• _SET EXERCISE_
Give the number of lines in the listing below that include the word "grande", with nothing more.
++++ PROVIDED RECORDS ++++
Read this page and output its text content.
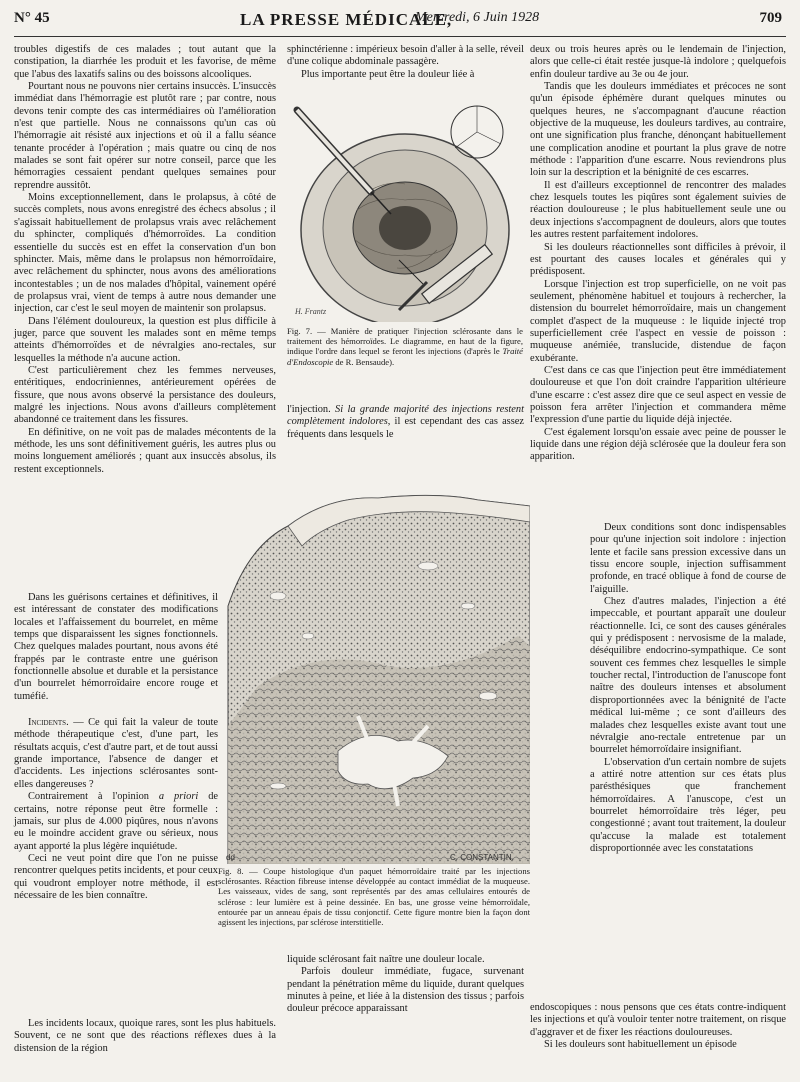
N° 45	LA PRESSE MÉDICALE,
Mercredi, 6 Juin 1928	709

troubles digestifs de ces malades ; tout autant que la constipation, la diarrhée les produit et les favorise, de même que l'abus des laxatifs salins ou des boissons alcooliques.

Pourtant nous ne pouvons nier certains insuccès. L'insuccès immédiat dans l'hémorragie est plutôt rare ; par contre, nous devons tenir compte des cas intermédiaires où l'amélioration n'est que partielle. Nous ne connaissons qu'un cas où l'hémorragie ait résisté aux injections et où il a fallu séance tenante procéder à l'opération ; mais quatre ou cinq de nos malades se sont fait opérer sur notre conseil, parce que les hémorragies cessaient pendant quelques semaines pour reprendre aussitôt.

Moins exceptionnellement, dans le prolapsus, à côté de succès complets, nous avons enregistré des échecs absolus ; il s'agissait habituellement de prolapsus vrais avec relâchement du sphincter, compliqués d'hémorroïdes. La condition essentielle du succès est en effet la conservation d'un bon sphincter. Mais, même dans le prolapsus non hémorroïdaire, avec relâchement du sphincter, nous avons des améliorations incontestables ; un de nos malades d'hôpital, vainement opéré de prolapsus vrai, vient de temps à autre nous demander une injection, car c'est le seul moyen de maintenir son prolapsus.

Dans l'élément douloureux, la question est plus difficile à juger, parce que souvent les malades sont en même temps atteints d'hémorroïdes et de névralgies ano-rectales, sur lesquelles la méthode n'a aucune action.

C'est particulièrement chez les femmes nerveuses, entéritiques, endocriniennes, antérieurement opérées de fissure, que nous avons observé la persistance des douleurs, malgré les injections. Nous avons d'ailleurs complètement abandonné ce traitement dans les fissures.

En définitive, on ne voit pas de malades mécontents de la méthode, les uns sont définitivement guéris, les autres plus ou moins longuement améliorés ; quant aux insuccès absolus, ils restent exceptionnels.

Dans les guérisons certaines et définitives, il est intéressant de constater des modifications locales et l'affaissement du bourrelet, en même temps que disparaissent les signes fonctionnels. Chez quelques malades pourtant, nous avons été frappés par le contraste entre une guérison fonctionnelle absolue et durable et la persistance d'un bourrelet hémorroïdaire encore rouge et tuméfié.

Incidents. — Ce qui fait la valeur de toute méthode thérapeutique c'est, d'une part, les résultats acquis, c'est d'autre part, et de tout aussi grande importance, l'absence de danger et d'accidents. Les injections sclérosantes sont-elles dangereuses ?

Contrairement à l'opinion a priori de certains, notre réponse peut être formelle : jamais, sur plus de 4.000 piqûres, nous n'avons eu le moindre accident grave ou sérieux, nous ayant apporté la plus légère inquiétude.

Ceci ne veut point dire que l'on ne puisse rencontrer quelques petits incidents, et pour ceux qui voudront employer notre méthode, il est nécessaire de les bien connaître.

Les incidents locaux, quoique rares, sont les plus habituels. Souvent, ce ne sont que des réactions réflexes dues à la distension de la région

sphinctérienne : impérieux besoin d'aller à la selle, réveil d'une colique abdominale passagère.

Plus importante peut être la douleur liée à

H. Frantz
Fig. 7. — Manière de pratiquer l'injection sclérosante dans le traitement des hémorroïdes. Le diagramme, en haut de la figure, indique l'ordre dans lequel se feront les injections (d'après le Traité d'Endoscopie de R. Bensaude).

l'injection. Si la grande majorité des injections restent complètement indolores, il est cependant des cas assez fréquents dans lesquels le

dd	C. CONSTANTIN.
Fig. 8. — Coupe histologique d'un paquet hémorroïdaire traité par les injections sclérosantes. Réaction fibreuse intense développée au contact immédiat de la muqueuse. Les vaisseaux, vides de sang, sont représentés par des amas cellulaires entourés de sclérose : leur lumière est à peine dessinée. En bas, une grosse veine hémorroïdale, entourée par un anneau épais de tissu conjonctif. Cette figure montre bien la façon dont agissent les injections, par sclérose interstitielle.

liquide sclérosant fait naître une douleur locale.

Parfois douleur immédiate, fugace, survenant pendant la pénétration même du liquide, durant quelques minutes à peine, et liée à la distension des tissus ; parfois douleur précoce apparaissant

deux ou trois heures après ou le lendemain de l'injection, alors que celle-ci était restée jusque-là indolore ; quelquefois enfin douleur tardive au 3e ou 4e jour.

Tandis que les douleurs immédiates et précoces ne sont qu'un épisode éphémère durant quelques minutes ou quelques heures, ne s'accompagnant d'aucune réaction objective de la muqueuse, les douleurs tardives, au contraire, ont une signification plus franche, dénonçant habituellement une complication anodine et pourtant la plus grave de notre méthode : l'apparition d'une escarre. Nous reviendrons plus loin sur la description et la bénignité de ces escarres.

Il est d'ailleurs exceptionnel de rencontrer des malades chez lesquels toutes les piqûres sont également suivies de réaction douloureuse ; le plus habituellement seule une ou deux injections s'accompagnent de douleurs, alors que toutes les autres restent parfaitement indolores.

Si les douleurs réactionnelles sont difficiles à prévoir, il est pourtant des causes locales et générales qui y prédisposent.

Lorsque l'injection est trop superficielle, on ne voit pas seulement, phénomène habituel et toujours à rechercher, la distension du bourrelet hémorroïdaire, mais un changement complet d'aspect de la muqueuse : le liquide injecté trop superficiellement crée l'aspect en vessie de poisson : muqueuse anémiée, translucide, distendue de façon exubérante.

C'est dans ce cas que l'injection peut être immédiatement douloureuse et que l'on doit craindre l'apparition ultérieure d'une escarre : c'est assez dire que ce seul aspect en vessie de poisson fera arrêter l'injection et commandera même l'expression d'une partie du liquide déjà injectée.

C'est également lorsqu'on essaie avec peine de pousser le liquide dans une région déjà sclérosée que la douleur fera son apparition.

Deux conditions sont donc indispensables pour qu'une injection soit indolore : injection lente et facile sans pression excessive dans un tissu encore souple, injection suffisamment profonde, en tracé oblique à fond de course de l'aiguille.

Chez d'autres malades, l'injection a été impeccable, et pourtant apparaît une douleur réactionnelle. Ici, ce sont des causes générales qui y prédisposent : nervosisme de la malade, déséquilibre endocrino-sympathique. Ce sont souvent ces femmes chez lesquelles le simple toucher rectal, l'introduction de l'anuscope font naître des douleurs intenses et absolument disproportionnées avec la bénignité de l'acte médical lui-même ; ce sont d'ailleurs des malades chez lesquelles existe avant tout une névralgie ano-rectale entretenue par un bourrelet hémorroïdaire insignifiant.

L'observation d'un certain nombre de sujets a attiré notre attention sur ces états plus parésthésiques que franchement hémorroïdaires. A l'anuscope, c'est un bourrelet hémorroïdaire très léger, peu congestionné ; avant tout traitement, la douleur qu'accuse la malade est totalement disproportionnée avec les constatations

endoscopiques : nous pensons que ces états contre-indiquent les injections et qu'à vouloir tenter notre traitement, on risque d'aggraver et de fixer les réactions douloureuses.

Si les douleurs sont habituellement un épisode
++++
++++ PROVIDED RECORDS ++++
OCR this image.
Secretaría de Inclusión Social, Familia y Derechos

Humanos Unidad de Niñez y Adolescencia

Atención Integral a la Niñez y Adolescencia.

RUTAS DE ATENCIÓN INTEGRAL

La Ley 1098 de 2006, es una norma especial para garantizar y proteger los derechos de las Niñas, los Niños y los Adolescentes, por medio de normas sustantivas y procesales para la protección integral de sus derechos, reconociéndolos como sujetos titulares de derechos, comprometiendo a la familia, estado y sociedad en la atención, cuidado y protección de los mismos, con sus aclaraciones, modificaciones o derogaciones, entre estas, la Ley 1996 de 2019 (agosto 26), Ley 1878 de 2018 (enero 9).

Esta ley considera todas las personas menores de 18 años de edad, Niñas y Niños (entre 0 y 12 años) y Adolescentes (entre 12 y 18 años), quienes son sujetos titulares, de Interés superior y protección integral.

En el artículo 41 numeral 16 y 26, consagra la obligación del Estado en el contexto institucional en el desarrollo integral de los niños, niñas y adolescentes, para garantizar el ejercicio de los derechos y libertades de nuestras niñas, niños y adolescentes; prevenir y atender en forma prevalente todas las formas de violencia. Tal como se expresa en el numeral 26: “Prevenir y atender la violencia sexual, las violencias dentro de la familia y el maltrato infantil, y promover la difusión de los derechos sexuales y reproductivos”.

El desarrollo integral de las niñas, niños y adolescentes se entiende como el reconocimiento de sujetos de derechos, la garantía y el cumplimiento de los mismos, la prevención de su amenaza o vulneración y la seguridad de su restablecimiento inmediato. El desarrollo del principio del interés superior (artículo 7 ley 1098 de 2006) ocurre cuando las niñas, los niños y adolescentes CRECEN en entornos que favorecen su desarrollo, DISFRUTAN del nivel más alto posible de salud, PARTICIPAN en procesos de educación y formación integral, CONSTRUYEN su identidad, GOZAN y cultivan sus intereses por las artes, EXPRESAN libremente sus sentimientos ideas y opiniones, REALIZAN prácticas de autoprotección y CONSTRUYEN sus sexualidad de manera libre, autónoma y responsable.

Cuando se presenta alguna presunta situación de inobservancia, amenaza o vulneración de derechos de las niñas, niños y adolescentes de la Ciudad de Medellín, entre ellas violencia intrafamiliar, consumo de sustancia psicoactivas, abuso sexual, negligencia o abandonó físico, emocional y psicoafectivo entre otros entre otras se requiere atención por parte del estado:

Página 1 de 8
++++
• _ANSWER IN FULL_
2